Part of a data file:
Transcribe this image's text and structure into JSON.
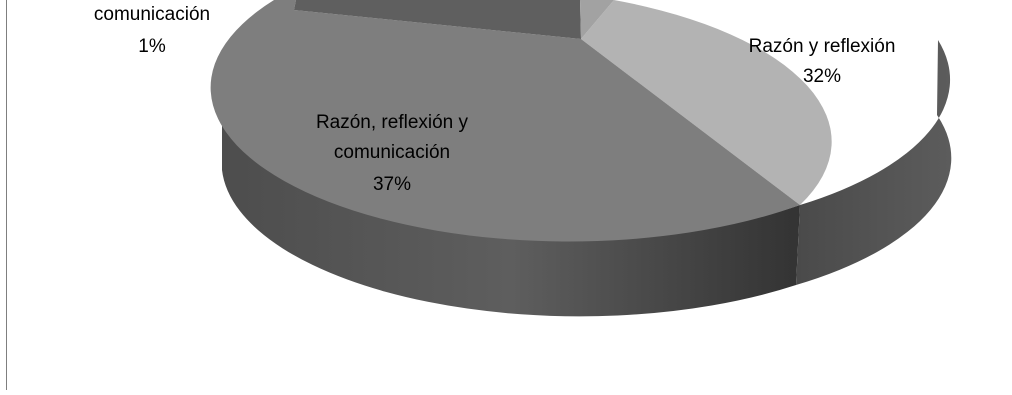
{
  "chart_data": {
    "type": "pie",
    "style": "3d",
    "slices": [
      {
        "label_lines": [
          "Razón y reflexión"
        ],
        "percent_label": "32%",
        "value": 32,
        "color": "#b3b3b3"
      },
      {
        "label_lines": [
          "Razón, reflexión y",
          "comunicación"
        ],
        "percent_label": "37%",
        "value": 37,
        "color": "#7e7e7e"
      },
      {
        "label_lines": [
          "comunicación"
        ],
        "percent_label": "1%",
        "value": 1,
        "color": "#5f5f5f"
      },
      {
        "label_lines": [],
        "percent_label": "",
        "value": 30,
        "color": "#a2a2a2"
      }
    ]
  }
}
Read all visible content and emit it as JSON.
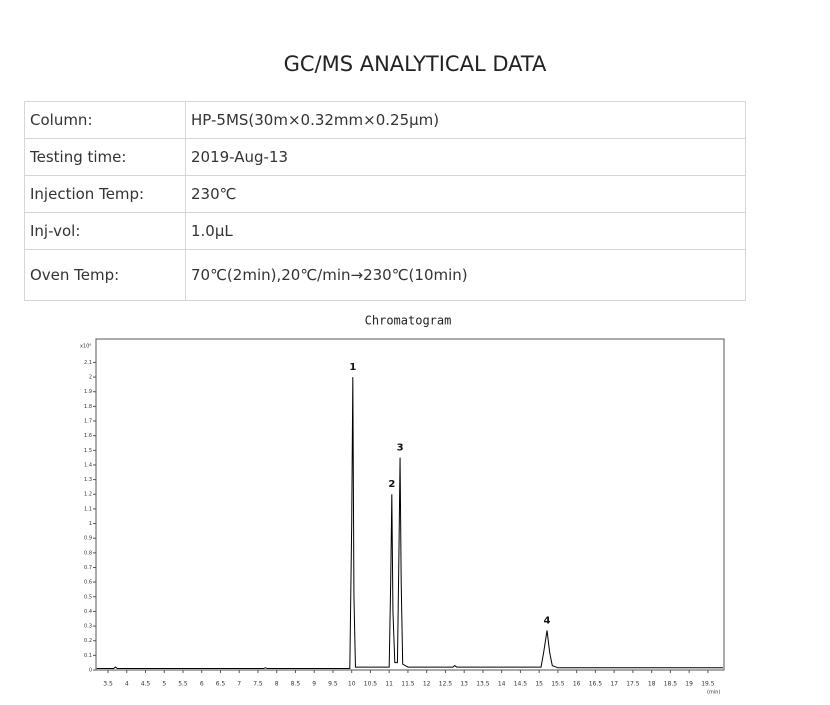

# Work required
Skip every picture and transcribe the data above exactly.

# Task result
Transcribe this image's text and structure into JSON.
{
  "chart_data": {
    "type": "pie",
    "style": "3d",
    "slices": [
      {
        "label_lines": [
          "Razón y reflexión"
        ],
        "percent_label": "32%",
        "value": 32,
        "color": "#b3b3b3"
      },
      {
        "label_lines": [
          "Razón, reflexión y",
          "comunicación"
        ],
        "percent_label": "37%",
        "value": 37,
        "color": "#7e7e7e"
      },
      {
        "label_lines": [
          "comunicación"
        ],
        "percent_label": "1%",
        "value": 1,
        "color": "#5f5f5f"
      },
      {
        "label_lines": [],
        "percent_label": "",
        "value": 30,
        "color": "#a2a2a2"
      }
    ]
  }
}
Read all visible content and emit it as JSON.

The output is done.